* Work required: Check every line below for the string "this", and copy the lines that contain it.

* Data lines:
--- Start ---

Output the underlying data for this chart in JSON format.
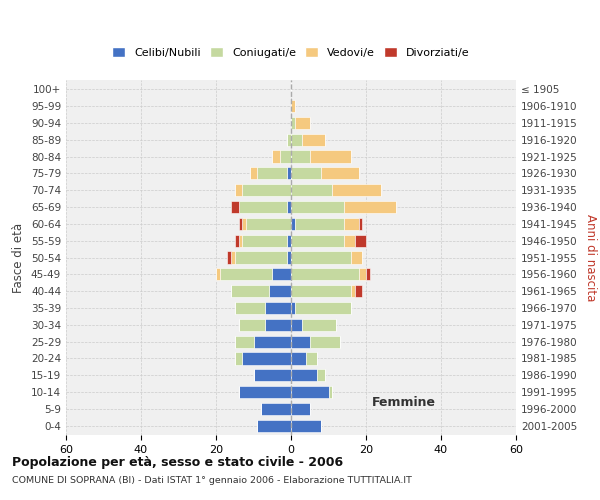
{
  "age_groups": [
    "0-4",
    "5-9",
    "10-14",
    "15-19",
    "20-24",
    "25-29",
    "30-34",
    "35-39",
    "40-44",
    "45-49",
    "50-54",
    "55-59",
    "60-64",
    "65-69",
    "70-74",
    "75-79",
    "80-84",
    "85-89",
    "90-94",
    "95-99",
    "100+"
  ],
  "birth_years": [
    "2001-2005",
    "1996-2000",
    "1991-1995",
    "1986-1990",
    "1981-1985",
    "1976-1980",
    "1971-1975",
    "1966-1970",
    "1961-1965",
    "1956-1960",
    "1951-1955",
    "1946-1950",
    "1941-1945",
    "1936-1940",
    "1931-1935",
    "1926-1930",
    "1921-1925",
    "1916-1920",
    "1911-1915",
    "1906-1910",
    "≤ 1905"
  ],
  "males": {
    "celibi": [
      9,
      8,
      14,
      10,
      13,
      10,
      7,
      7,
      6,
      5,
      1,
      1,
      0,
      1,
      0,
      1,
      0,
      0,
      0,
      0,
      0
    ],
    "coniugati": [
      0,
      0,
      0,
      0,
      2,
      5,
      7,
      8,
      10,
      14,
      14,
      12,
      12,
      13,
      13,
      8,
      3,
      1,
      0,
      0,
      0
    ],
    "vedovi": [
      0,
      0,
      0,
      0,
      0,
      0,
      0,
      0,
      0,
      1,
      1,
      1,
      1,
      0,
      2,
      2,
      2,
      0,
      0,
      0,
      0
    ],
    "divorziati": [
      0,
      0,
      0,
      0,
      0,
      0,
      0,
      0,
      0,
      0,
      1,
      1,
      1,
      2,
      0,
      0,
      0,
      0,
      0,
      0,
      0
    ]
  },
  "females": {
    "nubili": [
      8,
      5,
      10,
      7,
      4,
      5,
      3,
      1,
      0,
      0,
      0,
      0,
      1,
      0,
      0,
      0,
      0,
      0,
      0,
      0,
      0
    ],
    "coniugate": [
      0,
      0,
      1,
      2,
      3,
      8,
      9,
      15,
      16,
      18,
      16,
      14,
      13,
      14,
      11,
      8,
      5,
      3,
      1,
      0,
      0
    ],
    "vedove": [
      0,
      0,
      0,
      0,
      0,
      0,
      0,
      0,
      1,
      2,
      3,
      3,
      4,
      14,
      13,
      10,
      11,
      6,
      4,
      1,
      0
    ],
    "divorziate": [
      0,
      0,
      0,
      0,
      0,
      0,
      0,
      0,
      2,
      1,
      0,
      3,
      1,
      0,
      0,
      0,
      0,
      0,
      0,
      0,
      0
    ]
  },
  "colors": {
    "celibi_nubili": "#4472C4",
    "coniugati": "#C5D9A0",
    "vedovi": "#F5C97F",
    "divorziati": "#C0392B"
  },
  "xlim": 60,
  "title": "Popolazione per età, sesso e stato civile - 2006",
  "subtitle": "COMUNE DI SOPRANA (BI) - Dati ISTAT 1° gennaio 2006 - Elaborazione TUTTITALIA.IT",
  "ylabel_left": "Fasce di età",
  "ylabel_right": "Anni di nascita",
  "xlabel_right": "Femmine"
}
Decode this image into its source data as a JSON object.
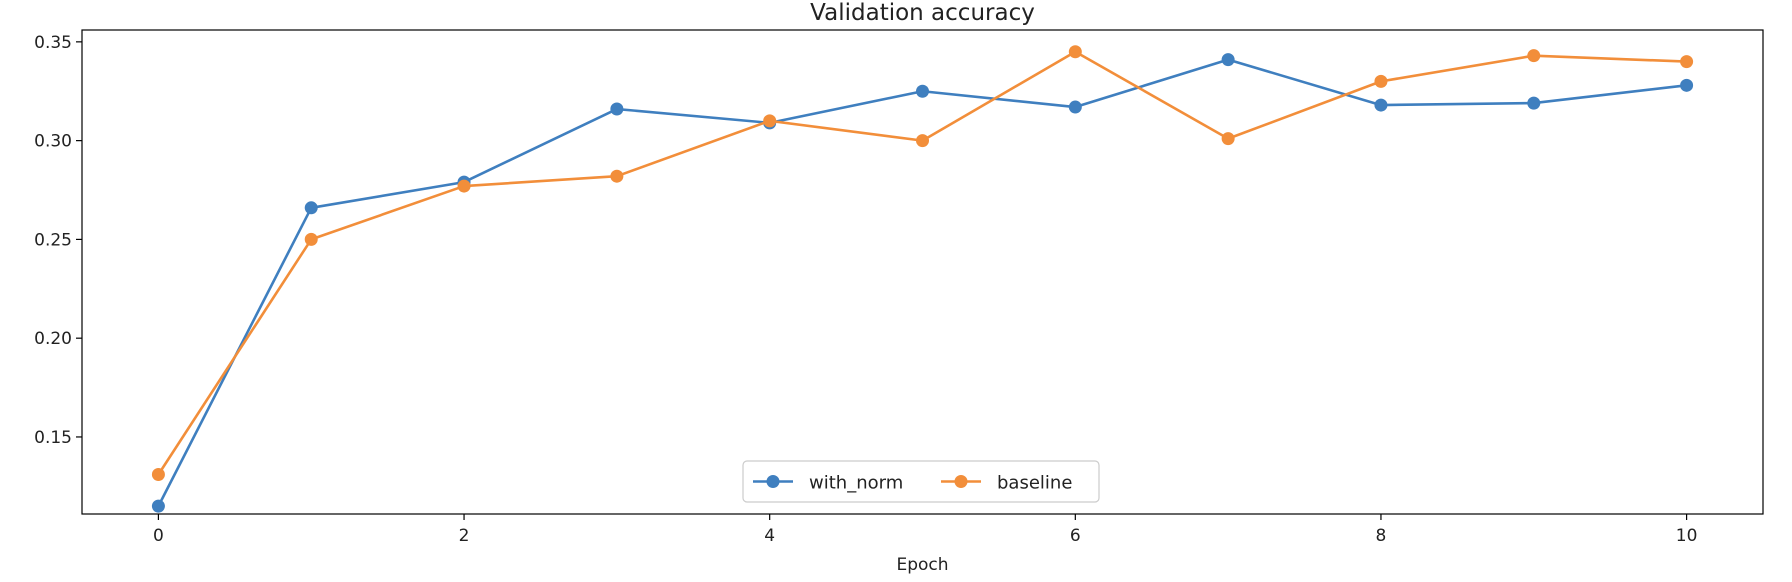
{
  "chart_data": {
    "type": "line",
    "title": "Validation accuracy",
    "xlabel": "Epoch",
    "ylabel": "",
    "x": [
      0,
      1,
      2,
      3,
      4,
      5,
      6,
      7,
      8,
      9,
      10
    ],
    "xlim": [
      -0.5,
      10.5
    ],
    "ylim": [
      0.111,
      0.356
    ],
    "xticks": [
      0,
      2,
      4,
      6,
      8,
      10
    ],
    "xtick_labels": [
      "0",
      "2",
      "4",
      "6",
      "8",
      "10"
    ],
    "yticks": [
      0.15,
      0.2,
      0.25,
      0.3,
      0.35
    ],
    "ytick_labels": [
      "0.15",
      "0.20",
      "0.25",
      "0.30",
      "0.35"
    ],
    "grid": false,
    "legend": {
      "placement": "lower center",
      "columns": 2
    },
    "series": [
      {
        "name": "with_norm",
        "color": "#3f7fbf",
        "marker": "circle",
        "values": [
          0.115,
          0.266,
          0.279,
          0.316,
          0.309,
          0.325,
          0.317,
          0.341,
          0.318,
          0.319,
          0.328
        ]
      },
      {
        "name": "baseline",
        "color": "#f28e3a",
        "marker": "circle",
        "values": [
          0.131,
          0.25,
          0.277,
          0.282,
          0.31,
          0.3,
          0.345,
          0.301,
          0.33,
          0.343,
          0.34
        ]
      }
    ]
  }
}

--- End ---

* The response:
Output the underlying data for this chart in JSON format.
Decode this image into its source data as a JSON object.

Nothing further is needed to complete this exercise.